## Page
As shown in fig. 11, the overall extending direction of the driving signal line 112 can be regarded as the axial direction of the driving signal line 112, the radial direction of the driving signal line 112 is perpendicular to the axial direction of the driving signal line 112, and the radial direction X of the driving signal line 112 is parallel to the plane of the first substrate. The size of the third connection portion 112C is larger than that of the second connection portion 112b, and the orthogonal projection of the third connection portion 112C is located within the orthogonal projection of the timing control line CK, then a capacitance is formed between the third connection portion 112C and the timing control line region overlapping therewith, and this capacitance is the second storage capacitance C2. The third connecting portion 112C of the driving signal line 112 is made as large as possible, so that the capacitance of the second storage capacitor C2 can be increased, and the effect of the second storage capacitor C2 for holding voltage can be improved.

In other embodiments, the optional switching device includes a switching transistor T, a first storage capacitor C1, and a second storage capacitor C2.

As shown in fig. 11, the optional signal source line S, the microstrip line 111, and the driving signal line 112 are disposed in the same layer. The optional common source line COM and the timing control line CK are disposed in the same layer. In the embodiment, the manufacturing process of the microstrip line layer is that a substrate is provided, a metal layer is formed on the substrate, and a common source line COM and a timing control line CK in the same layer are formed by etching; forming an insulating layer; forming an active layer of a switching transistor T; and forming a metal layer, and etching to form a signal source line S, a microstrip line 111 and a driving signal line 112 in the same layer, wherein the signal source line S is used as a source electrode of the switch transistor T, and the driving signal line 112 is used as a drain electrode of the switch transistor T. It is understood that the above manufacturing steps are only a simple example, and the microstrip line layer further includes other multi-layer structures, which are not described in detail herein. In addition, the stacking of the film layers of the microstrip line layer is not limited to the above manufacturing steps, and a switch transistor can be selected as a top gate transistor, which is not described herein again.

Based on the same inventive concept, an embodiment of the present invention further provides an antenna, as shown in fig. 2, the antenna includes: the antenna substrate as described in any of the above embodiments; further comprising: a second substrate 200 arranged opposite to the first substrate 100, and a dielectric layer 300 between the first substrate 100 and the second substrate 200, the microstrip line layer being located on the side of the first substrate 100 facing the dielectric layer 300. The optional dielectric layer 300 is a liquid crystal layer, or the dielectric layer 300 is a photo-dielectric-changeable layer. The microstrip line layer includes a plurality of microstrip lines 111, and the shape of the microstrip line 111 may be various, such as a serpentine shape, a comb shape, and the like, but is not limited thereto. The antenna substrate may be a glass substrate, a PCB substrate, other high frequency substrate, or a multi-substrate structure.

If the optional dielectric layer 300 is an electrically controlled dielectric change layer, such as a liquid crystal layer, as shown in fig. 2, the antenna is a liquid crystal antenna structure. In other embodiments, the dielectric layer may be a photo-induced dielectric change layer, and the antenna is an optically controlled phased array antenna. As shown in fig. 2, the feeding power splitting network and the radiator are coplanar, and in other embodiments, the feeding power splitting network and the microstrip line may also be coplanar. In addition, the antenna signal feeding mode can be that the antenna signal enters through a radio frequency source access port, and can also enter a feed power distribution network through electrode receiving. Therefore, the antenna provided in the embodiment of the present invention is any antenna having a microstrip line, and details thereof are not repeated.

## Brief A
According to the antenna text, what layer types can the optional dielectric layer 300 be?

(Layout annotation data)
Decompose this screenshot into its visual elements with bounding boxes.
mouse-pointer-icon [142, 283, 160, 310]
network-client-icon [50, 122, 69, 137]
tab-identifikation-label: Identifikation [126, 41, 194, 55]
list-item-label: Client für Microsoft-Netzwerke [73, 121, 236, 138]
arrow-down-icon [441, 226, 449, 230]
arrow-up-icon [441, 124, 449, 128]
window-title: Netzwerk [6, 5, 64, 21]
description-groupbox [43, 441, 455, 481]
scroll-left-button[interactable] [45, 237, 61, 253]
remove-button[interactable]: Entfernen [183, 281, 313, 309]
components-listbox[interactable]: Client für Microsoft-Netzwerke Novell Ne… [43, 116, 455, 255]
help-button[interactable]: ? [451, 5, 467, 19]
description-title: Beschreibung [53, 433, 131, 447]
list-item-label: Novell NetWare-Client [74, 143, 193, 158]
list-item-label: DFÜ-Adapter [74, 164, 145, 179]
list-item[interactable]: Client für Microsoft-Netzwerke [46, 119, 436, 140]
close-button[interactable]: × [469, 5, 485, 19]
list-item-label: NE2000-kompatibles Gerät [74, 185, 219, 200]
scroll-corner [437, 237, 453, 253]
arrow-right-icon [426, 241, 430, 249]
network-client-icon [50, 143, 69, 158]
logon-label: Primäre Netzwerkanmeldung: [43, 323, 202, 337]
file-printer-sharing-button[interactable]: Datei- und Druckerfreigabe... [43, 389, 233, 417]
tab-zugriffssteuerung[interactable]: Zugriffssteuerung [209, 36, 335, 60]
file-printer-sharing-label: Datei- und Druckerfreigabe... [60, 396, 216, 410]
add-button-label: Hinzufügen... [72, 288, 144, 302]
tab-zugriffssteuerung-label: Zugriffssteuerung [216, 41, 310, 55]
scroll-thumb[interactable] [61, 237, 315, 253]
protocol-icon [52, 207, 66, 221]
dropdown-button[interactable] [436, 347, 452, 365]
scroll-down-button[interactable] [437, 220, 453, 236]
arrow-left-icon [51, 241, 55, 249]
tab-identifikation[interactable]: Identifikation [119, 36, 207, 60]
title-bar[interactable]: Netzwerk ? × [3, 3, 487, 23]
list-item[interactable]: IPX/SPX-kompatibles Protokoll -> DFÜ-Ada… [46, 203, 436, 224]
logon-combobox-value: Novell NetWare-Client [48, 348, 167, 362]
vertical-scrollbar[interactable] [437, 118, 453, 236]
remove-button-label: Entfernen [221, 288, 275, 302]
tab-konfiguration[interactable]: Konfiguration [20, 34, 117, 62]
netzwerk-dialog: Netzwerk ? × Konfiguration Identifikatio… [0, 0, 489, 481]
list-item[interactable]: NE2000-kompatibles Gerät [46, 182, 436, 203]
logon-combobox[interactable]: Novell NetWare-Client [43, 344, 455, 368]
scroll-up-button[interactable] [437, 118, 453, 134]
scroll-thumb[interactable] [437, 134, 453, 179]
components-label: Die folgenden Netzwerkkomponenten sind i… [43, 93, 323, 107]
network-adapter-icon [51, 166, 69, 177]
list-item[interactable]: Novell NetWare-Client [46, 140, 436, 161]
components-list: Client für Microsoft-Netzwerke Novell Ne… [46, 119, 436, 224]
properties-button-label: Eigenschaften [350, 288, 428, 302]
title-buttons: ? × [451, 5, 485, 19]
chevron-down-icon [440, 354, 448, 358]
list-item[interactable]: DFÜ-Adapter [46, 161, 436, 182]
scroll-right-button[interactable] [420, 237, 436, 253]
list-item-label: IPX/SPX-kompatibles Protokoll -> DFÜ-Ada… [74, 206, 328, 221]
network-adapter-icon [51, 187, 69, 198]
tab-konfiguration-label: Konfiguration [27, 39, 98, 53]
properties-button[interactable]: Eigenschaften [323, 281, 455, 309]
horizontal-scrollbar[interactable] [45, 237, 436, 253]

## Brief B
Return the records unchanged, from their first line through the line with "list-item-label: NE2000-kompatibles Gerät".

## Task result A
A liquid crystal layer or a photo-dielectric-changeable layer.

## Task result B
Decompose this screenshot into its visual elements with bounding boxes.
mouse-pointer-icon [142, 283, 160, 310]
network-client-icon [50, 122, 69, 137]
tab-identifikation-label: Identifikation [126, 41, 194, 55]
list-item-label: Client für Microsoft-Netzwerke [73, 121, 236, 138]
arrow-down-icon [441, 226, 449, 230]
arrow-up-icon [441, 124, 449, 128]
window-title: Netzwerk [6, 5, 64, 21]
description-groupbox [43, 441, 455, 481]
scroll-left-button[interactable] [45, 237, 61, 253]
remove-button[interactable]: Entfernen [183, 281, 313, 309]
components-listbox[interactable]: Client für Microsoft-Netzwerke Novell Ne… [43, 116, 455, 255]
help-button[interactable]: ? [451, 5, 467, 19]
description-title: Beschreibung [53, 433, 131, 447]
list-item-label: Novell NetWare-Client [74, 143, 193, 158]
list-item-label: DFÜ-Adapter [74, 164, 145, 179]
list-item[interactable]: Client für Microsoft-Netzwerke [46, 119, 436, 140]
close-button[interactable]: × [469, 5, 485, 19]
list-item-label: NE2000-kompatibles Gerät [74, 185, 219, 200]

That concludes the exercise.